Recentemente,
por ocasião do “fórum Investimento e Iniciativa, que teve lugar em Riad, foi concedida a
cidadania saudita a Sofia”. É à volta desta notícia que gira o artigo de
opinião de hoje assinado pelo advogado Domingos Lopes no Público, não sem uma
ponta de ironia. Aliás, é uma ironia que tem todo o sentido na medida em que,
como bem sabemos, como são restritos os direitos das mulheres na Arábia Saudita.
A concessão da cidadania saudita a Sofia só teve lugar porque se trata de um
robot.
O reino wahabita de que tanto gosta
Donald Trump não é muito dado a grandes surpresas, mas, há sempre um mas...
Desta vez não teve a ver com o número de decapitados, nem com a prisão de
raparigas vestidas com saias e cabelos à solta, nem com a grave disputa com o
Qatar e o Irão, nem com a guerra com o martirizado Iémen.
=-=-=
Exercício A
Responda a estas perguntas sobre o texto da cidadania saudita dada a Sofia, cada resposta na sua linha:
(i) Em que cidade teve lugar o fórum em que Sofia recebeu a cidadania?
(ii) Em que jornal saiu o artigo de opinião de Domingos Lopes?
(iii) Com que país o texto diz haver guerra?
Exercício B
Volte a escrever o texto da cidadania saudita dada a Sofia, tudo desde "O reino wahabita" até "o martirizado Iémen.", mudando "Qatar" para "Catar".
Responda só com o que está no texto.
=-=-=
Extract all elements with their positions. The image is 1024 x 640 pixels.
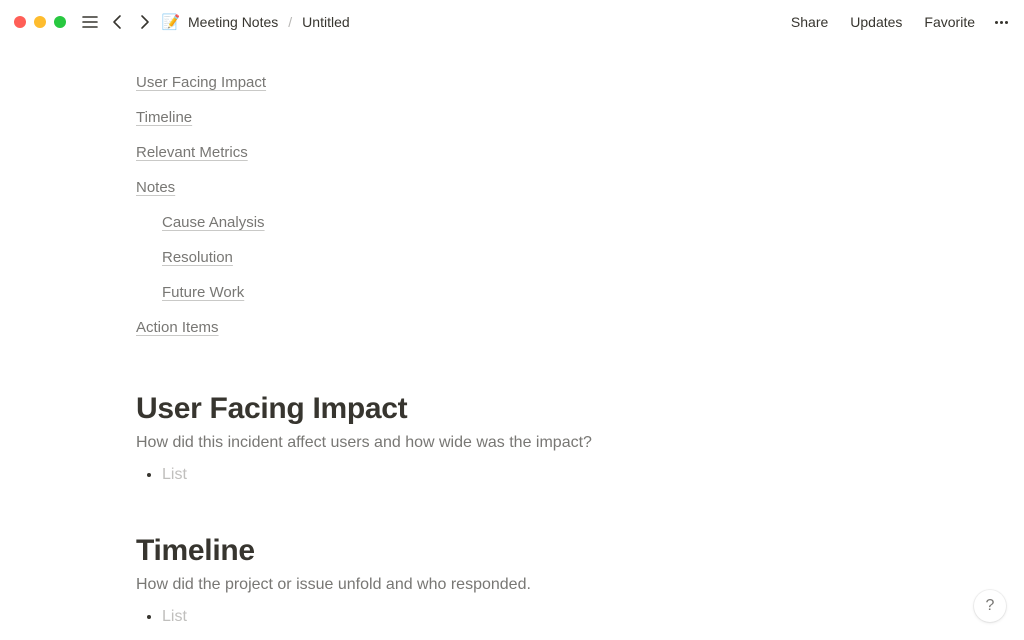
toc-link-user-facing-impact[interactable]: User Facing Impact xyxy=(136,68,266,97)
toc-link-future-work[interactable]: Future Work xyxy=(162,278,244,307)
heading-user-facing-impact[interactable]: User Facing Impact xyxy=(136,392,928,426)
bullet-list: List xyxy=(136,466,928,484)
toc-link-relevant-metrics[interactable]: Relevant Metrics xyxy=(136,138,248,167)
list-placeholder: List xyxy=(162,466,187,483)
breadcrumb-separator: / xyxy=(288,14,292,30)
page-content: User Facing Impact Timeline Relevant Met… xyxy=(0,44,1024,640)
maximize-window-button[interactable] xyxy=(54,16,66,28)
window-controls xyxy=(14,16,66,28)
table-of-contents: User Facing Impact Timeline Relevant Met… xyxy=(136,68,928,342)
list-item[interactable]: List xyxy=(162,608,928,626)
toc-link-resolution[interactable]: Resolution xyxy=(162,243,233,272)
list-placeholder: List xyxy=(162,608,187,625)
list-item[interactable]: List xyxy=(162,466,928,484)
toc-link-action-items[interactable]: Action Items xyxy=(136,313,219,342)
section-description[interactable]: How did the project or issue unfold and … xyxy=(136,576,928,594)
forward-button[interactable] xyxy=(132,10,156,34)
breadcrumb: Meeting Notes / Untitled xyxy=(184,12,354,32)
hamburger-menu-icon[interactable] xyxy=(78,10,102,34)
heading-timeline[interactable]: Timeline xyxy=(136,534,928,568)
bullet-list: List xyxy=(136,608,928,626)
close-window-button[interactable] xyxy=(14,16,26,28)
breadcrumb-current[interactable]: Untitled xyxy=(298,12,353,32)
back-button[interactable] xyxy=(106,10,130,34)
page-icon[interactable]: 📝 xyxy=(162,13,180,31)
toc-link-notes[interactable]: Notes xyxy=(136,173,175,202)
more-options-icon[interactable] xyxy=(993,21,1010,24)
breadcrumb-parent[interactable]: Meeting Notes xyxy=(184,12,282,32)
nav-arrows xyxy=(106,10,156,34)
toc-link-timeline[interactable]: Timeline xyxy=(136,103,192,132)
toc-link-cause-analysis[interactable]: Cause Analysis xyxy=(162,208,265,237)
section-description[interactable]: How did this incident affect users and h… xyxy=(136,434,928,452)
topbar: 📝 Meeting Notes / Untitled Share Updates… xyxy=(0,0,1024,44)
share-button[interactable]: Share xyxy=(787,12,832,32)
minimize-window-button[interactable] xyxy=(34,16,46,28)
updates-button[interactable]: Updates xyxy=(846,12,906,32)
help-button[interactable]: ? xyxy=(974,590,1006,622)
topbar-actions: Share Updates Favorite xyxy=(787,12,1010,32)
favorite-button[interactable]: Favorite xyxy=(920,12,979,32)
=-=-=
Resultado A
(i) Riad
(ii) Público
(iii) Iémen

Resultado B
O reino wahabita de que tanto gosta
Donald Trump não é muito dado a grandes surpresas, mas, há sempre um mas...
Desta vez não teve a ver com o número de decapitados, nem com a prisão de
raparigas vestidas com saias e cabelos à solta, nem com a grave disputa com o
Catar e o Irão, nem com a guerra com o martirizado Iémen.